Search the records for the word "name" and report each line that has it.

_PROVIDED DATA_
= = =

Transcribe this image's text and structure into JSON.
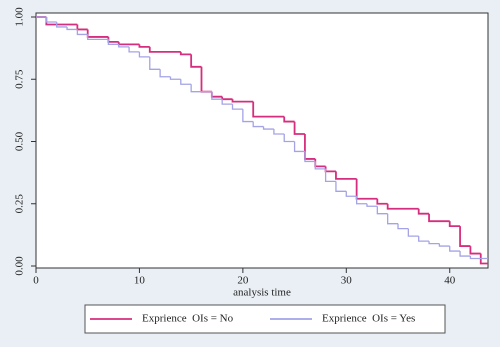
{
  "chart_data": {
    "type": "step",
    "x_label": "analysis time",
    "xlim": [
      0,
      43.7
    ],
    "xticks": [
      0,
      10,
      20,
      30,
      40
    ],
    "ylim": [
      0,
      1
    ],
    "yticks": [
      {
        "value": 0,
        "label": "0.00"
      },
      {
        "value": 0.25,
        "label": "0.25"
      },
      {
        "value": 0.5,
        "label": "0.50"
      },
      {
        "value": 0.75,
        "label": "0.75"
      },
      {
        "value": 1,
        "label": "1.00"
      }
    ],
    "grid": false,
    "series": [
      {
        "name": "Exprience  OIs = No",
        "color": "#d62e7e",
        "x": [
          0,
          1,
          4,
          5,
          7,
          8,
          10,
          11,
          14,
          15,
          16,
          17,
          18,
          19,
          21,
          24,
          25,
          26,
          27,
          28,
          29,
          31,
          33,
          34,
          37,
          38,
          40,
          41,
          42,
          43
        ],
        "values": [
          1,
          0.97,
          0.95,
          0.92,
          0.9,
          0.89,
          0.88,
          0.86,
          0.85,
          0.8,
          0.7,
          0.68,
          0.67,
          0.66,
          0.6,
          0.58,
          0.53,
          0.43,
          0.4,
          0.38,
          0.35,
          0.27,
          0.25,
          0.23,
          0.21,
          0.18,
          0.16,
          0.08,
          0.05,
          0.01
        ]
      },
      {
        "name": "Exprience  OIs = Yes",
        "color": "#a3a3e6",
        "x": [
          0,
          1,
          2,
          3,
          4,
          5,
          7,
          8,
          9,
          10,
          11,
          12,
          13,
          14,
          15,
          17,
          18,
          19,
          20,
          21,
          22,
          23,
          24,
          25,
          26,
          27,
          28,
          29,
          30,
          31,
          32,
          33,
          34,
          35,
          36,
          37,
          38,
          39,
          40,
          41,
          42
        ],
        "values": [
          1,
          0.98,
          0.96,
          0.95,
          0.93,
          0.91,
          0.89,
          0.88,
          0.86,
          0.84,
          0.79,
          0.76,
          0.75,
          0.73,
          0.7,
          0.67,
          0.65,
          0.63,
          0.58,
          0.56,
          0.55,
          0.53,
          0.5,
          0.46,
          0.42,
          0.39,
          0.34,
          0.3,
          0.28,
          0.25,
          0.24,
          0.21,
          0.17,
          0.15,
          0.12,
          0.1,
          0.09,
          0.08,
          0.06,
          0.04,
          0.03
        ]
      }
    ]
  }
}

= = =

_ANSWER TO THE PROBLEM_
        "name": "Exprience  OIs = No",
        "name": "Exprience  OIs = Yes",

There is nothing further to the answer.